Information shown:
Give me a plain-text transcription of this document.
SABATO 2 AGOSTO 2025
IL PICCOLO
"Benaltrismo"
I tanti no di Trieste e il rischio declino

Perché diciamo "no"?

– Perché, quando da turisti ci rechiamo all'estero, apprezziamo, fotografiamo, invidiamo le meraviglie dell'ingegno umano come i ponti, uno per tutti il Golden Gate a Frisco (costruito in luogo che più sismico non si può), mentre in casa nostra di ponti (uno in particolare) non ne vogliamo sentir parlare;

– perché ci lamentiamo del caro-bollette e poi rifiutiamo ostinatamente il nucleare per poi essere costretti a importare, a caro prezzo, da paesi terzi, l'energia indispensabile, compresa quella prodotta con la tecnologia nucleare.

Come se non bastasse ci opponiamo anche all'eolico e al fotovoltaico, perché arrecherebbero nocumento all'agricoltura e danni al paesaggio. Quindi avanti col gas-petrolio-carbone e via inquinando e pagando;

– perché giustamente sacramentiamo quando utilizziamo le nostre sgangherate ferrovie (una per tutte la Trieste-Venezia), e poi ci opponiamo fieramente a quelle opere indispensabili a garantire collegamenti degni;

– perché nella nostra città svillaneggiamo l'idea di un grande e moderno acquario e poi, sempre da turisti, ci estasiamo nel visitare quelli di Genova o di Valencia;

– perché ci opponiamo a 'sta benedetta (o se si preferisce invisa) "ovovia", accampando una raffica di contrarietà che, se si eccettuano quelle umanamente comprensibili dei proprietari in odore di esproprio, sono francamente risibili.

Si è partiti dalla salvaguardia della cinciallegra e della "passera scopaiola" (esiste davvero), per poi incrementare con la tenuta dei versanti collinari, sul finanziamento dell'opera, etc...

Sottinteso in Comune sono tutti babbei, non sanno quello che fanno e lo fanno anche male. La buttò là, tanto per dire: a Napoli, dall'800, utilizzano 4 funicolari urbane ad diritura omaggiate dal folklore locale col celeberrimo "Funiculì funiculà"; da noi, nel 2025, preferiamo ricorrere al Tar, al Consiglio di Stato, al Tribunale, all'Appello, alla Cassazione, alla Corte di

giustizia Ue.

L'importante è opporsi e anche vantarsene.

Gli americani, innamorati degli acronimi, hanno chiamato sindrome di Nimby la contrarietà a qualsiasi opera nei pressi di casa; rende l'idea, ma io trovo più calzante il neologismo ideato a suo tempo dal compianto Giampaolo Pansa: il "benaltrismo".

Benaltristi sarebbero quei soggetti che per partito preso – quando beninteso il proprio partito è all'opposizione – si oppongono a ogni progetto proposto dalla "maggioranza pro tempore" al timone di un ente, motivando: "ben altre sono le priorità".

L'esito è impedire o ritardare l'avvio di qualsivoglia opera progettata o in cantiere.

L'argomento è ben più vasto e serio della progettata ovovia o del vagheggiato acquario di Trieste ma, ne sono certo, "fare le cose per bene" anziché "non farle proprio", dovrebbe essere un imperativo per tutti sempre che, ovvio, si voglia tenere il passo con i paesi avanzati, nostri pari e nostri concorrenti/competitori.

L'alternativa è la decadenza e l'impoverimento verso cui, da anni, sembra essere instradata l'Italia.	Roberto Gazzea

What the task asks:
Print the whole listing again, exactly.

Exercise solution:
Give me a plain-text transcription of this document.
SABATO 2 AGOSTO 2025
IL PICCOLO
"Benaltrismo"
I tanti no di Trieste e il rischio declino

Perché diciamo "no"?

– Perché, quando da turisti ci rechiamo all'estero, apprezziamo, fotografiamo, invidiamo le meraviglie dell'ingegno umano come i ponti, uno per tutti il Golden Gate a Frisco (costruito in luogo che più sismico non si può), mentre in casa nostra di ponti (uno in particolare) non ne vogliamo sentir parlare;

– perché ci lamentiamo del caro-bollette e poi rifiutiamo ostinatamente il nucleare per poi essere costretti a importare, a caro prezzo, da paesi terzi, l'energia indispensabile, compresa quella prodotta con la tecnologia nucleare.

Come se non bastasse ci opponiamo anche all'eolico e al fotovoltaico, perché arrecherebbero nocumento all'agricoltura e danni al paesaggio. Quindi avanti col gas-petrolio-carbone e via inquinando e pagando;

– perché giustamente sacramentiamo quando utilizziamo le nostre sgangherate ferrovie (una per tutte la Trieste-Venezia), e poi ci opponiamo fieramente a quelle opere indispensabili a garantire collegamenti degni;

– perché nella nostra città svillaneggiamo l'idea di un grande e moderno acquario e poi, sempre da turisti, ci estasiamo nel visitare quelli di Genova o di Valencia;

– perché ci opponiamo a 'sta benedetta (o se si preferisce invisa) "ovovia", accampando una raffica di contrarietà che, se si eccettuano quelle umanamente comprensibili dei proprietari in odore di esproprio, sono francamente risibili.

Si è partiti dalla salvaguardia della cinciallegra e della "passera scopaiola" (esiste davvero), per poi incrementare con la tenuta dei versanti collinari, sul finanziamento dell'opera, etc...

Sottinteso in Comune sono tutti babbei, non sanno quello che fanno e lo fanno anche male. La buttò là, tanto per dire: a Napoli, dall'800, utilizzano 4 funicolari urbane ad diritura omaggiate dal folklore locale col celeberrimo "Funiculì funiculà"; da noi, nel 2025, preferiamo ricorrere al Tar, al Consiglio di Stato, al Tribunale, all'Appello, alla Cassazione, alla Corte di

giustizia Ue.

L'importante è opporsi e anche vantarsene.

Gli americani, innamorati degli acronimi, hanno chiamato sindrome di Nimby la contrarietà a qualsiasi opera nei pressi di casa; rende l'idea, ma io trovo più calzante il neologismo ideato a suo tempo dal compianto Giampaolo Pansa: il "benaltrismo".

Benaltristi sarebbero quei soggetti che per partito preso – quando beninteso il proprio partito è all'opposizione – si oppongono a ogni progetto proposto dalla "maggioranza pro tempore" al timone di un ente, motivando: "ben altre sono le priorità".

L'esito è impedire o ritardare l'avvio di qualsivoglia opera progettata o in cantiere.

L'argomento è ben più vasto e serio della progettata ovovia o del vagheggiato acquario di Trieste ma, ne sono certo, "fare le cose per bene" anziché "non farle proprio", dovrebbe essere un imperativo per tutti sempre che, ovvio, si voglia tenere il passo con i paesi avanzati, nostri pari e nostri concorrenti/competitori.

L'alternativa è la decadenza e l'impoverimento verso cui, da anni, sembra essere instradata l'Italia.	Roberto Gazzea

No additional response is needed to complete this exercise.